◆ **TASK DIRECTIONS**:
Rewrite the listing below, swapping every "grid-dot" for "grid-point" and keeping everything else the same.

◆ **DATA RECORDS**:
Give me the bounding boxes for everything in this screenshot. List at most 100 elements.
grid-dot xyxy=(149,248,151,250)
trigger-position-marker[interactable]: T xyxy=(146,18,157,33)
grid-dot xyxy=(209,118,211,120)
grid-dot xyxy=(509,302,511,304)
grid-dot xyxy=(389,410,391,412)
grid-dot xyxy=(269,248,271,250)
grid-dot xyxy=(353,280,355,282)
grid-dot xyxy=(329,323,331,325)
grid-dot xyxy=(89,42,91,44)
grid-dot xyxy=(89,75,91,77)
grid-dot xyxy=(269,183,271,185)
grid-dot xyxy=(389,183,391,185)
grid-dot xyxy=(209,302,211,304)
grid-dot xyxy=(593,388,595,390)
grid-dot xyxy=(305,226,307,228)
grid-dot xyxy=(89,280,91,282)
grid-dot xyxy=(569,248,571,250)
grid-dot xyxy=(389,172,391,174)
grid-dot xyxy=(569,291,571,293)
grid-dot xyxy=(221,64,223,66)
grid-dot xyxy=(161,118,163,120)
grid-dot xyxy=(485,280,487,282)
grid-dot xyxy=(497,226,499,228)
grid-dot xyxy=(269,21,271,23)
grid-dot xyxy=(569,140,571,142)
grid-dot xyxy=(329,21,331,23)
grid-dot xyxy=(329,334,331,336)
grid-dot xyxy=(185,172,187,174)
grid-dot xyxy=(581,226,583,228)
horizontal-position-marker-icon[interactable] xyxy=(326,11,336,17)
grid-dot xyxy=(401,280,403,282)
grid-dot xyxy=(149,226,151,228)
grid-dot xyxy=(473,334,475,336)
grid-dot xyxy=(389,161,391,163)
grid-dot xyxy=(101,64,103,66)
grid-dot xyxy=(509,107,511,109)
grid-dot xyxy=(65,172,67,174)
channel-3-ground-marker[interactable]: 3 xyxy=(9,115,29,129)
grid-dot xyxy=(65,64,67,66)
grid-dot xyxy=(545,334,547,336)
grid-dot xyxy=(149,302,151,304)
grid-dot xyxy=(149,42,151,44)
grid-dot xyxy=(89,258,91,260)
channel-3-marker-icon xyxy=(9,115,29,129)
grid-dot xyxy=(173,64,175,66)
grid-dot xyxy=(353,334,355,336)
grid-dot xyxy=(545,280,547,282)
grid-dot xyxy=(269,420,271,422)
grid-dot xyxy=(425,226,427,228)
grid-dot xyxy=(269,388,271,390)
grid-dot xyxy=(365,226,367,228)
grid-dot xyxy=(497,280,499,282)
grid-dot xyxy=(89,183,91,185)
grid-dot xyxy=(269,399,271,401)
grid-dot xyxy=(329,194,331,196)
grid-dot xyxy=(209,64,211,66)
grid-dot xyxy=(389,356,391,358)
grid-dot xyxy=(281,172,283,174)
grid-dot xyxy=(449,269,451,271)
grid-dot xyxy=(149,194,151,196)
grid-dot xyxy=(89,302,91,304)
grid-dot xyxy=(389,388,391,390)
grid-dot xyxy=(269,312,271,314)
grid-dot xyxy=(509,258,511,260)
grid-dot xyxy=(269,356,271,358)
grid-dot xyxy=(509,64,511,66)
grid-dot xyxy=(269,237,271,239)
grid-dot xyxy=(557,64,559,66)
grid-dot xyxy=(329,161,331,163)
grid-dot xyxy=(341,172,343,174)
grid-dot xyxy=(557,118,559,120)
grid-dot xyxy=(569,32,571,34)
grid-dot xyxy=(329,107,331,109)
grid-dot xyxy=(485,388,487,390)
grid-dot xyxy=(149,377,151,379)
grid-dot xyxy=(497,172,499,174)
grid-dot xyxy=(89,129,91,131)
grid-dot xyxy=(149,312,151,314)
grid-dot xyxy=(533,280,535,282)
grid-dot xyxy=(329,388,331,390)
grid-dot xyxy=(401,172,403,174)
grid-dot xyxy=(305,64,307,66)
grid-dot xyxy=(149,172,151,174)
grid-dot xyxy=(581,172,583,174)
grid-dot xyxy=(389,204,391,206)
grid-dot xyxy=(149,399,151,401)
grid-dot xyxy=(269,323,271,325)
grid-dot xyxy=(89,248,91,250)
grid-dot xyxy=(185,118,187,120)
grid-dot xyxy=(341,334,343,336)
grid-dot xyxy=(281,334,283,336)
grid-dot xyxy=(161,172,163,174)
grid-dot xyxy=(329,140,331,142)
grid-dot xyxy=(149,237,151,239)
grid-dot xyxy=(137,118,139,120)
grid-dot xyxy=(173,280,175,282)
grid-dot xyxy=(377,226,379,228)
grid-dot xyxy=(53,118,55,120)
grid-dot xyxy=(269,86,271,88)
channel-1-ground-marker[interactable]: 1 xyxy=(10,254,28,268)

◆ **RESPONSE FOR THIS EXERCISE**:
Give me the bounding boxes for everything in this screenshot. List at most 100 elements.
grid-point xyxy=(149,248,151,250)
trigger-position-marker[interactable]: T xyxy=(146,18,157,33)
grid-point xyxy=(209,118,211,120)
grid-point xyxy=(509,302,511,304)
grid-point xyxy=(389,410,391,412)
grid-point xyxy=(269,248,271,250)
grid-point xyxy=(353,280,355,282)
grid-point xyxy=(329,323,331,325)
grid-point xyxy=(89,42,91,44)
grid-point xyxy=(89,75,91,77)
grid-point xyxy=(269,183,271,185)
grid-point xyxy=(389,183,391,185)
grid-point xyxy=(209,302,211,304)
grid-point xyxy=(593,388,595,390)
grid-point xyxy=(305,226,307,228)
grid-point xyxy=(89,280,91,282)
grid-point xyxy=(569,248,571,250)
grid-point xyxy=(389,172,391,174)
grid-point xyxy=(569,291,571,293)
grid-point xyxy=(221,64,223,66)
grid-point xyxy=(161,118,163,120)
grid-point xyxy=(485,280,487,282)
grid-point xyxy=(497,226,499,228)
grid-point xyxy=(269,21,271,23)
grid-point xyxy=(569,140,571,142)
grid-point xyxy=(329,21,331,23)
grid-point xyxy=(329,334,331,336)
grid-point xyxy=(185,172,187,174)
grid-point xyxy=(581,226,583,228)
horizontal-position-marker-icon[interactable] xyxy=(326,11,336,17)
grid-point xyxy=(401,280,403,282)
grid-point xyxy=(149,226,151,228)
grid-point xyxy=(473,334,475,336)
grid-point xyxy=(389,161,391,163)
grid-point xyxy=(101,64,103,66)
grid-point xyxy=(509,107,511,109)
grid-point xyxy=(65,172,67,174)
channel-3-ground-marker[interactable]: 3 xyxy=(9,115,29,129)
grid-point xyxy=(65,64,67,66)
grid-point xyxy=(545,334,547,336)
grid-point xyxy=(149,302,151,304)
grid-point xyxy=(149,42,151,44)
grid-point xyxy=(89,258,91,260)
channel-3-marker-icon xyxy=(9,115,29,129)
grid-point xyxy=(173,64,175,66)
grid-point xyxy=(353,334,355,336)
grid-point xyxy=(545,280,547,282)
grid-point xyxy=(269,420,271,422)
grid-point xyxy=(425,226,427,228)
grid-point xyxy=(269,388,271,390)
grid-point xyxy=(365,226,367,228)
grid-point xyxy=(497,280,499,282)
grid-point xyxy=(89,183,91,185)
grid-point xyxy=(269,399,271,401)
grid-point xyxy=(329,194,331,196)
grid-point xyxy=(209,64,211,66)
grid-point xyxy=(389,356,391,358)
grid-point xyxy=(281,172,283,174)
grid-point xyxy=(449,269,451,271)
grid-point xyxy=(149,194,151,196)
grid-point xyxy=(89,302,91,304)
grid-point xyxy=(389,388,391,390)
grid-point xyxy=(269,312,271,314)
grid-point xyxy=(509,258,511,260)
grid-point xyxy=(269,356,271,358)
grid-point xyxy=(509,64,511,66)
grid-point xyxy=(269,237,271,239)
grid-point xyxy=(557,64,559,66)
grid-point xyxy=(329,161,331,163)
grid-point xyxy=(341,172,343,174)
grid-point xyxy=(557,118,559,120)
grid-point xyxy=(569,32,571,34)
grid-point xyxy=(329,107,331,109)
grid-point xyxy=(485,388,487,390)
grid-point xyxy=(149,377,151,379)
grid-point xyxy=(497,172,499,174)
grid-point xyxy=(89,129,91,131)
grid-point xyxy=(149,312,151,314)
grid-point xyxy=(533,280,535,282)
grid-point xyxy=(329,388,331,390)
grid-point xyxy=(401,172,403,174)
grid-point xyxy=(305,64,307,66)
grid-point xyxy=(149,172,151,174)
grid-point xyxy=(581,172,583,174)
grid-point xyxy=(389,204,391,206)
grid-point xyxy=(149,399,151,401)
grid-point xyxy=(269,323,271,325)
grid-point xyxy=(89,248,91,250)
grid-point xyxy=(185,118,187,120)
grid-point xyxy=(341,334,343,336)
grid-point xyxy=(281,334,283,336)
grid-point xyxy=(161,172,163,174)
grid-point xyxy=(329,140,331,142)
grid-point xyxy=(149,237,151,239)
grid-point xyxy=(137,118,139,120)
grid-point xyxy=(173,280,175,282)
grid-point xyxy=(377,226,379,228)
grid-point xyxy=(53,118,55,120)
grid-point xyxy=(269,86,271,88)
channel-1-ground-marker[interactable]: 1 xyxy=(10,254,28,268)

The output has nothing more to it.